▶ **Given problem**
Show each line from the listing that includes the word "hard".

▶ **Dataset**
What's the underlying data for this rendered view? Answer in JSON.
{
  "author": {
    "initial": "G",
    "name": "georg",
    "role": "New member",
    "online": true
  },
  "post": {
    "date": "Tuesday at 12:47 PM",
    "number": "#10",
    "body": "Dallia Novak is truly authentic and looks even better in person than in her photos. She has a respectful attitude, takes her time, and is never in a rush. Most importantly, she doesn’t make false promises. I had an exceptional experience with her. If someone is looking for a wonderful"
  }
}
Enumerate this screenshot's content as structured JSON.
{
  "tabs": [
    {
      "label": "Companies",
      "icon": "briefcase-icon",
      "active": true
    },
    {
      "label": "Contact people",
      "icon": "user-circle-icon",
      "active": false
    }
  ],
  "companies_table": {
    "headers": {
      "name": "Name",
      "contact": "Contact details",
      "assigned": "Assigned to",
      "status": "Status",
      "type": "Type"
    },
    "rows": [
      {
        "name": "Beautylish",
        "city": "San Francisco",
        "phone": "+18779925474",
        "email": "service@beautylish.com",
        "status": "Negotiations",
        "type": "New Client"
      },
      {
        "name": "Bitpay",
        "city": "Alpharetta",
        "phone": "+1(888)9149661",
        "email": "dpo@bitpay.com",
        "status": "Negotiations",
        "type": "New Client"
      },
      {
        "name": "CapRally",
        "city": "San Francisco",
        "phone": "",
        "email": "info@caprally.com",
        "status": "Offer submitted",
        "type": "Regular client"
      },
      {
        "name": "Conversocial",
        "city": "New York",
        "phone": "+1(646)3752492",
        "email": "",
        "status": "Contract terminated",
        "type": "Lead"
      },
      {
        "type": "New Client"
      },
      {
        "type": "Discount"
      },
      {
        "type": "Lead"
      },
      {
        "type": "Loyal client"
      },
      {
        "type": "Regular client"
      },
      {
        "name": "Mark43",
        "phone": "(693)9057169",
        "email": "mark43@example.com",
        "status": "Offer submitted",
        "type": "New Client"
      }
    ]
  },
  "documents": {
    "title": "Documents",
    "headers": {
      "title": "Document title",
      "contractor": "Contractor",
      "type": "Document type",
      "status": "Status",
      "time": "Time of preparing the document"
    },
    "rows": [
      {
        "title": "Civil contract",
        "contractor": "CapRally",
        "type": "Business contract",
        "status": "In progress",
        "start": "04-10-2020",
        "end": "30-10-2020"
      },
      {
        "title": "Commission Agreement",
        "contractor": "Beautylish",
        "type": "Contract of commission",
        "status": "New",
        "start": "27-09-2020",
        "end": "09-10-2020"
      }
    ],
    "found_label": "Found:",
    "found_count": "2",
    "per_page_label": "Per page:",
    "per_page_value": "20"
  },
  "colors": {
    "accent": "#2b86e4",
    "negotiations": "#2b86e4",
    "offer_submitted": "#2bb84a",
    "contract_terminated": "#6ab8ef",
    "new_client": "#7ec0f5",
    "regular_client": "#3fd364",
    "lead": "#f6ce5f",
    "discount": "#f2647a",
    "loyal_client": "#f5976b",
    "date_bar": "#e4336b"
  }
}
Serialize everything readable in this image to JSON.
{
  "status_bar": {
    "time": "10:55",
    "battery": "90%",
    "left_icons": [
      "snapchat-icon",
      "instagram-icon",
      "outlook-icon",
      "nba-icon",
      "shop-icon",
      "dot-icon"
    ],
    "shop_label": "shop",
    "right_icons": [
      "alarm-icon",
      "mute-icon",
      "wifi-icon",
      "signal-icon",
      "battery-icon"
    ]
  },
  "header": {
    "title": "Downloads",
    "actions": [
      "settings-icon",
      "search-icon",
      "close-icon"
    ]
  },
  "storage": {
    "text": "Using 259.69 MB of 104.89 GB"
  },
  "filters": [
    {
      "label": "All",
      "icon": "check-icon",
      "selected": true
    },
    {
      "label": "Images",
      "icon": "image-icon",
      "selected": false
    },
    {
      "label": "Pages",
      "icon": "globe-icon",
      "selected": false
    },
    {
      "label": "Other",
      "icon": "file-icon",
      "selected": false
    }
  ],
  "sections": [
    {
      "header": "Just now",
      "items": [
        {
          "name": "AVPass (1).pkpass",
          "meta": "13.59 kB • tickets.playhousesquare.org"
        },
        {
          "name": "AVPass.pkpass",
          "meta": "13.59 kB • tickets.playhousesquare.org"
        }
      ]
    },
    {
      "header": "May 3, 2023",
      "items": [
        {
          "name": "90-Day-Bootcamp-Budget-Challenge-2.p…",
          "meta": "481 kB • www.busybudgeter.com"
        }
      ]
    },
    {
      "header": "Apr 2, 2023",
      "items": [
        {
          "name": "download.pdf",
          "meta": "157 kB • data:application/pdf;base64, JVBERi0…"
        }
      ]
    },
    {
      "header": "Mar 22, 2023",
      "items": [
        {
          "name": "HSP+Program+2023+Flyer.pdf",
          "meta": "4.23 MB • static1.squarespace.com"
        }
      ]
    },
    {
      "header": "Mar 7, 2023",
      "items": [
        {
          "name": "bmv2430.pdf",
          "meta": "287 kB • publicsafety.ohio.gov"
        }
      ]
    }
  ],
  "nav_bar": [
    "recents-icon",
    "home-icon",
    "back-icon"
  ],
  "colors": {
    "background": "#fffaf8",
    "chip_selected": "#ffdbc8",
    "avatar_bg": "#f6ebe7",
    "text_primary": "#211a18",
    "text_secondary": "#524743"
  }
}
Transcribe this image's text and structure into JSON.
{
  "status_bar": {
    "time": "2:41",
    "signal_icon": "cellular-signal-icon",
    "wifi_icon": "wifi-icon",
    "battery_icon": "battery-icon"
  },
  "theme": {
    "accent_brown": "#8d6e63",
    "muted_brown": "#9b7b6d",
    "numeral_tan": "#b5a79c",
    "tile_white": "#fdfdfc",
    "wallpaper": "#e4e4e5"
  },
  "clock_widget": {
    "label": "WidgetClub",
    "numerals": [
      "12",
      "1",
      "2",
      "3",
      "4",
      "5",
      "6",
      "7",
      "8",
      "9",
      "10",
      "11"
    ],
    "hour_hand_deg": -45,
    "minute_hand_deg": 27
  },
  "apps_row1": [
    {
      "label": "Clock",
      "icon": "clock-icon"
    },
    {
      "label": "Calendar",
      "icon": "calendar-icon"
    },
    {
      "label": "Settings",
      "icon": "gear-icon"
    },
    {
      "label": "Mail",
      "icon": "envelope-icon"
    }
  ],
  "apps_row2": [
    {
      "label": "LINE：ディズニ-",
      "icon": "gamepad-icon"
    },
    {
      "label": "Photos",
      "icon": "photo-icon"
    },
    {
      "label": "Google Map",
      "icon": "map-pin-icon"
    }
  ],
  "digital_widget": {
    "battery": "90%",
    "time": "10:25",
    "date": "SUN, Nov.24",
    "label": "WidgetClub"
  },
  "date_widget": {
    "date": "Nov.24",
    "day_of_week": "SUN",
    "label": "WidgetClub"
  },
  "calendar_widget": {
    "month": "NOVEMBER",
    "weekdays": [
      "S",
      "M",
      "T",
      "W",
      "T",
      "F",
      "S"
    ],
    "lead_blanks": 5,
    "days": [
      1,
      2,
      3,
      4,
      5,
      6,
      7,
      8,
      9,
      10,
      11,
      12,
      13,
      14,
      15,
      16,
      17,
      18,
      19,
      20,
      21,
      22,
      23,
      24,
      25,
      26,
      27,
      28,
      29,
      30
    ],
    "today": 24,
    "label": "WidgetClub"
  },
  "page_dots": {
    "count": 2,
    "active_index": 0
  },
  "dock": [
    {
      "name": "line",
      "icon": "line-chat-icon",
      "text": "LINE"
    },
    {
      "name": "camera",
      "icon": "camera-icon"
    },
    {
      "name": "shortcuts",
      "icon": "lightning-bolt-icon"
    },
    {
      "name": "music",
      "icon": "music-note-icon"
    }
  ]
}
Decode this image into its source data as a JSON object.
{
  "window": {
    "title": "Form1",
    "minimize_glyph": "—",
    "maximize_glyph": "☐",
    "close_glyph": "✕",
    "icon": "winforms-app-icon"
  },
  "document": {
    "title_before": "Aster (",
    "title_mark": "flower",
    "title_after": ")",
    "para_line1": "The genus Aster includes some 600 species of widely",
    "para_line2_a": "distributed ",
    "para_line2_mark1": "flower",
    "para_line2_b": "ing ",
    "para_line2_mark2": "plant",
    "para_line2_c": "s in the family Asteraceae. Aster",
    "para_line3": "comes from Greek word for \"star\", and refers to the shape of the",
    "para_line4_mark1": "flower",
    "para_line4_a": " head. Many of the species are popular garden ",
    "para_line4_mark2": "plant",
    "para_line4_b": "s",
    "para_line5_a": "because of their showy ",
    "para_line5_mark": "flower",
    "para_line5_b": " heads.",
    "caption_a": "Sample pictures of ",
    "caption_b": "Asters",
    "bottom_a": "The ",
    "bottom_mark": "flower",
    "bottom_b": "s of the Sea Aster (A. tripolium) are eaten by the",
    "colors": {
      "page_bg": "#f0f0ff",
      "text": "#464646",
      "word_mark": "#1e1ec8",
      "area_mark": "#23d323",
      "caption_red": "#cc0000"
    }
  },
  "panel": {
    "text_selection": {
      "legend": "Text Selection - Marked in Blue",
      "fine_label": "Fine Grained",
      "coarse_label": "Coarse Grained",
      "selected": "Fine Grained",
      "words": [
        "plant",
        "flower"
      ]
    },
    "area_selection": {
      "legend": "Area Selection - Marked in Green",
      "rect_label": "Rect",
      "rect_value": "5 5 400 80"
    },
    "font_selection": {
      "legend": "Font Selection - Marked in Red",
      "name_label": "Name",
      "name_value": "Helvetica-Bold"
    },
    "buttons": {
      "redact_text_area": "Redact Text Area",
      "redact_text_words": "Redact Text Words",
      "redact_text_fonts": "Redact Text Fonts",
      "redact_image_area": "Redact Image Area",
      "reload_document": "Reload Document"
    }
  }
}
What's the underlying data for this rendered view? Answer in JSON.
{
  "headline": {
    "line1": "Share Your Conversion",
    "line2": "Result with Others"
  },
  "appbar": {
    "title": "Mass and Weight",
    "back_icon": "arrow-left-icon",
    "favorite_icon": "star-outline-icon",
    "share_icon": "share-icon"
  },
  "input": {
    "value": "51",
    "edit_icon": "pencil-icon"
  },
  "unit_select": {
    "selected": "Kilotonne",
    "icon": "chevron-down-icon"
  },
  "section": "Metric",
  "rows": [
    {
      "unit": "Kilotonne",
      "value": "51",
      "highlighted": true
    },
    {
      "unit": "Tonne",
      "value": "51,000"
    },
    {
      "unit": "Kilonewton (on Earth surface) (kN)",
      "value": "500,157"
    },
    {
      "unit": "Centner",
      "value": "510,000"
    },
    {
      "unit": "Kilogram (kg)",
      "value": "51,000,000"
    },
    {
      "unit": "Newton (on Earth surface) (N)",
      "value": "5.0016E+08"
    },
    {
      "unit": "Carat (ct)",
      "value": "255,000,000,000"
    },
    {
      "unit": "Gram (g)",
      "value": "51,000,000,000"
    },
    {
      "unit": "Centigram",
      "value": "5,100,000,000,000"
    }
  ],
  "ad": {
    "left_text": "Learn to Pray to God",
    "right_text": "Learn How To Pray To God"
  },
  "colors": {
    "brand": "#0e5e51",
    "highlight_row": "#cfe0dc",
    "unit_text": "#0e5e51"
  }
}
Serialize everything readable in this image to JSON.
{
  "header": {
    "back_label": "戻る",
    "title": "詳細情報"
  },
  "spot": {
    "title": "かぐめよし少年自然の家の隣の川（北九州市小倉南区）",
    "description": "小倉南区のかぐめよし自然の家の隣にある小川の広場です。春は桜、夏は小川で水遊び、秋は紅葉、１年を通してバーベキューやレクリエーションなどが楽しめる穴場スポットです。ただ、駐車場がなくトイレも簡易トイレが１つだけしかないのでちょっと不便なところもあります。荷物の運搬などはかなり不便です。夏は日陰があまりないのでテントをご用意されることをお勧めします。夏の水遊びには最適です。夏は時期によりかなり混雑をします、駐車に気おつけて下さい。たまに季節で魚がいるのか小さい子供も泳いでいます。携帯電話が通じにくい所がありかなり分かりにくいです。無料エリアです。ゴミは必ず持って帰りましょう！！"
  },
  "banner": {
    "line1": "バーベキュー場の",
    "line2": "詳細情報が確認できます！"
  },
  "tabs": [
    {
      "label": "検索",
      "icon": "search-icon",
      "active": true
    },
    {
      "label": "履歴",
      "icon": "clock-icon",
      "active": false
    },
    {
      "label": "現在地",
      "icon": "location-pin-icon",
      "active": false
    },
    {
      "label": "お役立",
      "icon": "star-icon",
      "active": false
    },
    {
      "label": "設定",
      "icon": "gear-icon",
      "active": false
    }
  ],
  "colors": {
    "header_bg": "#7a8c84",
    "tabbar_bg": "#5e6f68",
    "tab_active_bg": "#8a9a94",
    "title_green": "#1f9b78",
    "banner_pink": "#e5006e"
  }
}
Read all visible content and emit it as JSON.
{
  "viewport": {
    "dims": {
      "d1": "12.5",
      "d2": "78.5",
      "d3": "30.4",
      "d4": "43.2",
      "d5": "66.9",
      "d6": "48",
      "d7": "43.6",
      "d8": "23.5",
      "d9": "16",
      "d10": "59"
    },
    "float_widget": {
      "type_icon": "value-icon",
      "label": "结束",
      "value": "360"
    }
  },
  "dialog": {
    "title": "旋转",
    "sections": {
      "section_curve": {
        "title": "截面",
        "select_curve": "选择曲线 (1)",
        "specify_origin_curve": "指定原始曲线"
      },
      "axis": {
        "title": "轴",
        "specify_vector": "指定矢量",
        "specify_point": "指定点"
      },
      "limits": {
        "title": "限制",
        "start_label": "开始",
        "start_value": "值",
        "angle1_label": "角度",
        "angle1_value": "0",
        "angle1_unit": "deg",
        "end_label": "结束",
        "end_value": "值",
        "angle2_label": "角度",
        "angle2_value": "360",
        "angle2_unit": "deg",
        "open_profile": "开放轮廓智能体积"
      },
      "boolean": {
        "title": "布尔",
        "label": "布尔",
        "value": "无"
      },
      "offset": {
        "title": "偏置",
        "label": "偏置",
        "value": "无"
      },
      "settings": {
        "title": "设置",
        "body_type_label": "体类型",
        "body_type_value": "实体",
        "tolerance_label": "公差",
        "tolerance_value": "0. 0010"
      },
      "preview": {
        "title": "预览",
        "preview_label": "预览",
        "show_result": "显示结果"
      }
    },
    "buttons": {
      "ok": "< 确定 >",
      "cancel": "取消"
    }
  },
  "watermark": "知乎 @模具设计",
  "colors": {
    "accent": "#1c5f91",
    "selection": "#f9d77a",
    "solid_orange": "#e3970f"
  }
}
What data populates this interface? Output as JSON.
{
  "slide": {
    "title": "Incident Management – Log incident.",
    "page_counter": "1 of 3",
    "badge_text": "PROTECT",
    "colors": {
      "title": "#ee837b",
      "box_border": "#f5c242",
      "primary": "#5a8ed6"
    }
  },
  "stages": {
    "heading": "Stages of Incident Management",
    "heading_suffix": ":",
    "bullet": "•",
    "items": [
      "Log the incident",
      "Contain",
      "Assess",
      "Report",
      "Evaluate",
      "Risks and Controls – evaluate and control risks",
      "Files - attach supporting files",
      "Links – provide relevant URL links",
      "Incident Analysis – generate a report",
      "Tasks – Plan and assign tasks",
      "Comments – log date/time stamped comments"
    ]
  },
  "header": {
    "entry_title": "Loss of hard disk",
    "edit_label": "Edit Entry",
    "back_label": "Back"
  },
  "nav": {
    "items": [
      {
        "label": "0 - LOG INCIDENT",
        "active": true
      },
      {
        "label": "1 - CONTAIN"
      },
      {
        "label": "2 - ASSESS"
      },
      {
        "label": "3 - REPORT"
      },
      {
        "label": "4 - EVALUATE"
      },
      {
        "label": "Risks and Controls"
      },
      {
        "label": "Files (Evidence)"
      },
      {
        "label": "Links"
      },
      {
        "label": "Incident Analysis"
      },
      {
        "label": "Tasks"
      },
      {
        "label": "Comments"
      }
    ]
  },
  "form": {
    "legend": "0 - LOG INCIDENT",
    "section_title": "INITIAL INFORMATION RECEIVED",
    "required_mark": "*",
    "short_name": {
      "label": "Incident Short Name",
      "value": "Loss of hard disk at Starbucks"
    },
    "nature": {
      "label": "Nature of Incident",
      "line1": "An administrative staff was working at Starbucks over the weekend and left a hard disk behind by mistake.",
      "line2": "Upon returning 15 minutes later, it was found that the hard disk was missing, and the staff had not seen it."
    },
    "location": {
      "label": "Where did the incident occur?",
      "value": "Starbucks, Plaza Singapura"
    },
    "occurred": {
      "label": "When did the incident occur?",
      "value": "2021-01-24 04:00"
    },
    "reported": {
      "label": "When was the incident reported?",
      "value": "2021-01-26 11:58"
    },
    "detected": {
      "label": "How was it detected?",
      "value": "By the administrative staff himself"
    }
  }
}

▶ **Solution to this exercise**
    "entry_title": "Loss of hard disk",
      "value": "Loss of hard disk at Starbucks"
      "line1": "An administrative staff was working at Starbucks over the weekend and left a hard disk behind by mistake.",
      "line2": "Upon returning 15 minutes later, it was found that the hard disk was missing, and the staff had not seen it."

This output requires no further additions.